Pick out all lines of the entries that include the word "control" and copy them.
-- BEGIN --
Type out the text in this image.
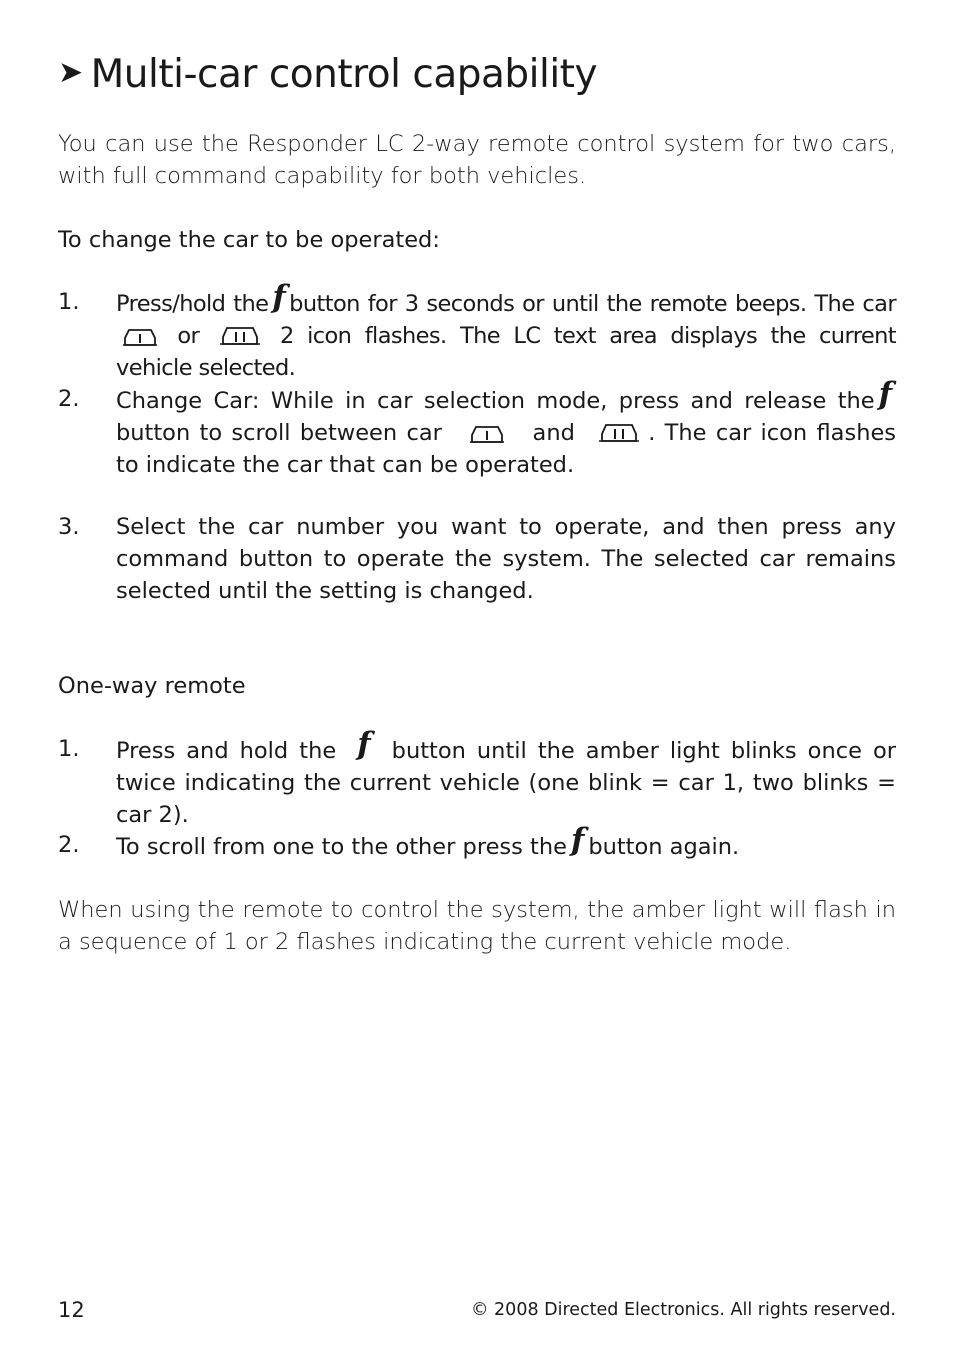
➤ Multi-car control capability
You can use the Responder LC 2-way remote control system for two cars, with full command capability for both vehicles.
To change the car to be operated:
1.	Press/hold the f button for 3 seconds or until the remote beeps. The car  or	2 icon flashes. The LC text area displays the current vehicle selected.
2.	Change Car: While in car selection mode, press and release the f button to scroll between car	and	. The car icon flashes to indicate the car that can be operated.
3.	Select the car number you want to operate, and then press any command button to operate the system. The selected car remains selected until the setting is changed.
One-way remote
1.	Press and hold the f button until the amber light blinks once or twice indicating the current vehicle (one blink = car 1, two blinks = car 2).
2.	To scroll from one to the other press the f button again.
When using the remote to control the system, the amber light will flash in a sequence of 1 or 2 flashes indicating the current vehicle mode.
12	© 2008 Directed Electronics. All rights reserved.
-- END --
### TASK SOLUTION
➤ Multi-car control capability
You can use the Responder LC 2-way remote control system for two cars, with full command capability for both vehicles.
When using the remote to control the system, the amber light will flash in a sequence of 1 or 2 flashes indicating the current vehicle mode.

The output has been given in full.